▶ **Data**
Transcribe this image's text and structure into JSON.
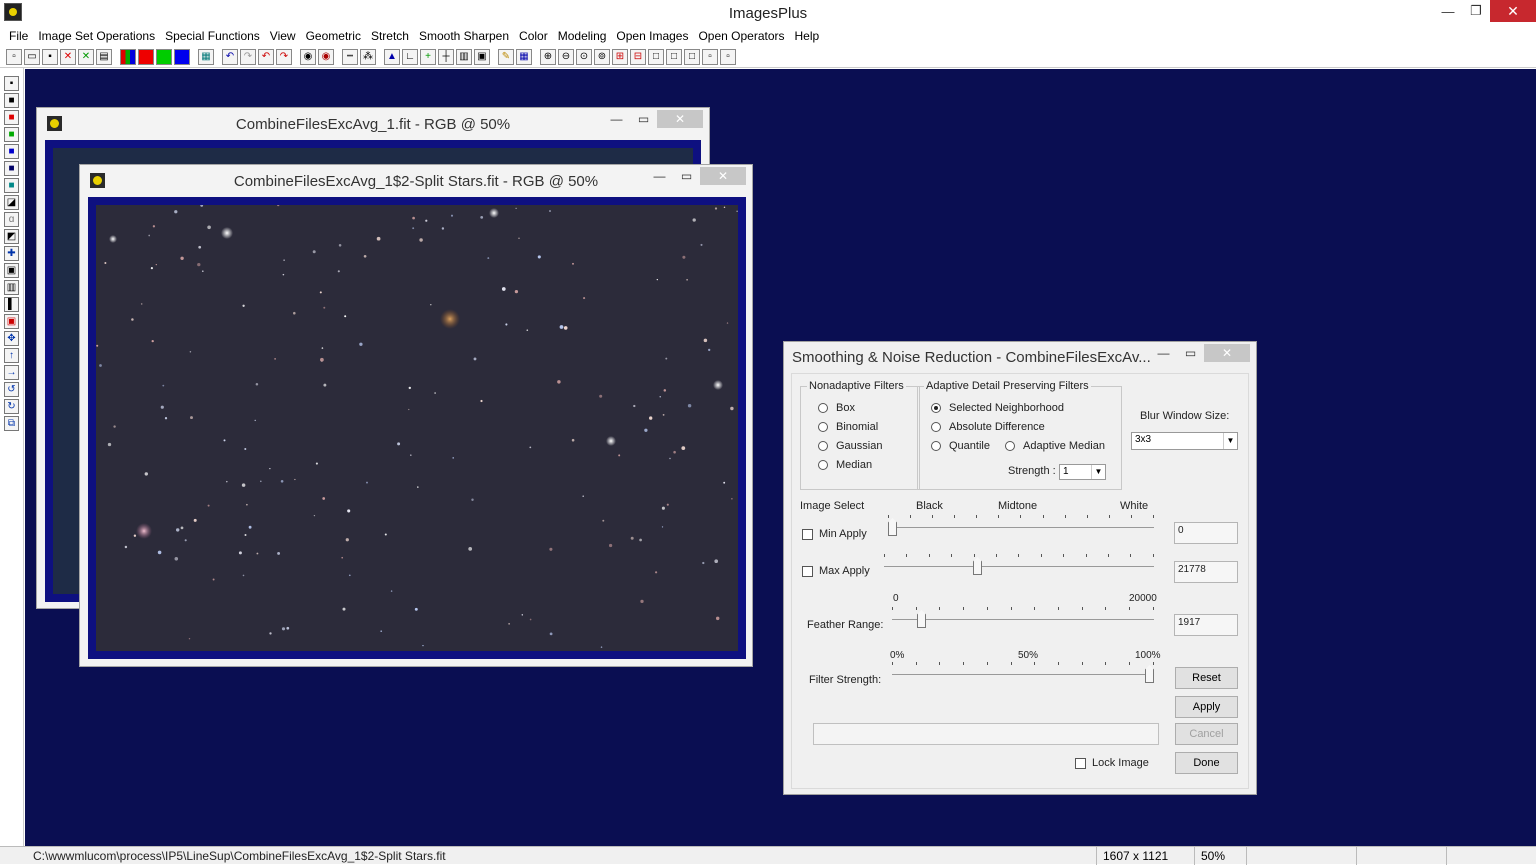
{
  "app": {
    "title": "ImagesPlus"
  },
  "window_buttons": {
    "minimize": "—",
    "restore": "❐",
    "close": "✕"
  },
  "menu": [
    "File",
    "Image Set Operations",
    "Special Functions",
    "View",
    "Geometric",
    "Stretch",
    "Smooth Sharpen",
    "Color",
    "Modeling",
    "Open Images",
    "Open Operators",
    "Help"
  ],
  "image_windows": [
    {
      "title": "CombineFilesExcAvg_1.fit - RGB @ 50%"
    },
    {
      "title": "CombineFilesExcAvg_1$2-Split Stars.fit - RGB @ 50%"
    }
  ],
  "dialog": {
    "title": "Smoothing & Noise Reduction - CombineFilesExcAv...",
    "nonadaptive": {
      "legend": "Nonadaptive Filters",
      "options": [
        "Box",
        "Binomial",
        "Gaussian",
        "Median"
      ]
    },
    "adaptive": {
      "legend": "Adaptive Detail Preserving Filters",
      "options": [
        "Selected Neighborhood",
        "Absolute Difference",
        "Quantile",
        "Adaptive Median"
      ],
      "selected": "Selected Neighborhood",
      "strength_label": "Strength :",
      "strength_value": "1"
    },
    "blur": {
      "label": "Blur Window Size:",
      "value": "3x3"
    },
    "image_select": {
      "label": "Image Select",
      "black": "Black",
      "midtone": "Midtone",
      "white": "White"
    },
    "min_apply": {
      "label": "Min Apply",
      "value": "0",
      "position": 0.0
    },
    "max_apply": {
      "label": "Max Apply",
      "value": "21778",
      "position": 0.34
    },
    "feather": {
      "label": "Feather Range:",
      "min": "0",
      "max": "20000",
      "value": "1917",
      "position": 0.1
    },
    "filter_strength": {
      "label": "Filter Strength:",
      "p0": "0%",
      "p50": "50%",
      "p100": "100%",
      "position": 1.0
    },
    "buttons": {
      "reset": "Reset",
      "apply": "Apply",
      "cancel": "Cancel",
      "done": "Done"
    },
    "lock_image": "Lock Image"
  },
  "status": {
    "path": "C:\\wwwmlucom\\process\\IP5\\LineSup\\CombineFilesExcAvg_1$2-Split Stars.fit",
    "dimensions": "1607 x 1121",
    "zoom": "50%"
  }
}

▶ **What to work on**
Pictures are excluded; repeat every record exactly.

▶ **Response for this exercise**
Transcribe this image's text and structure into JSON.
{
  "app": {
    "title": "ImagesPlus"
  },
  "window_buttons": {
    "minimize": "—",
    "restore": "❐",
    "close": "✕"
  },
  "menu": [
    "File",
    "Image Set Operations",
    "Special Functions",
    "View",
    "Geometric",
    "Stretch",
    "Smooth Sharpen",
    "Color",
    "Modeling",
    "Open Images",
    "Open Operators",
    "Help"
  ],
  "image_windows": [
    {
      "title": "CombineFilesExcAvg_1.fit - RGB @ 50%"
    },
    {
      "title": "CombineFilesExcAvg_1$2-Split Stars.fit - RGB @ 50%"
    }
  ],
  "dialog": {
    "title": "Smoothing & Noise Reduction - CombineFilesExcAv...",
    "nonadaptive": {
      "legend": "Nonadaptive Filters",
      "options": [
        "Box",
        "Binomial",
        "Gaussian",
        "Median"
      ]
    },
    "adaptive": {
      "legend": "Adaptive Detail Preserving Filters",
      "options": [
        "Selected Neighborhood",
        "Absolute Difference",
        "Quantile",
        "Adaptive Median"
      ],
      "selected": "Selected Neighborhood",
      "strength_label": "Strength :",
      "strength_value": "1"
    },
    "blur": {
      "label": "Blur Window Size:",
      "value": "3x3"
    },
    "image_select": {
      "label": "Image Select",
      "black": "Black",
      "midtone": "Midtone",
      "white": "White"
    },
    "min_apply": {
      "label": "Min Apply",
      "value": "0",
      "position": 0.0
    },
    "max_apply": {
      "label": "Max Apply",
      "value": "21778",
      "position": 0.34
    },
    "feather": {
      "label": "Feather Range:",
      "min": "0",
      "max": "20000",
      "value": "1917",
      "position": 0.1
    },
    "filter_strength": {
      "label": "Filter Strength:",
      "p0": "0%",
      "p50": "50%",
      "p100": "100%",
      "position": 1.0
    },
    "buttons": {
      "reset": "Reset",
      "apply": "Apply",
      "cancel": "Cancel",
      "done": "Done"
    },
    "lock_image": "Lock Image"
  },
  "status": {
    "path": "C:\\wwwmlucom\\process\\IP5\\LineSup\\CombineFilesExcAvg_1$2-Split Stars.fit",
    "dimensions": "1607 x 1121",
    "zoom": "50%"
  }
}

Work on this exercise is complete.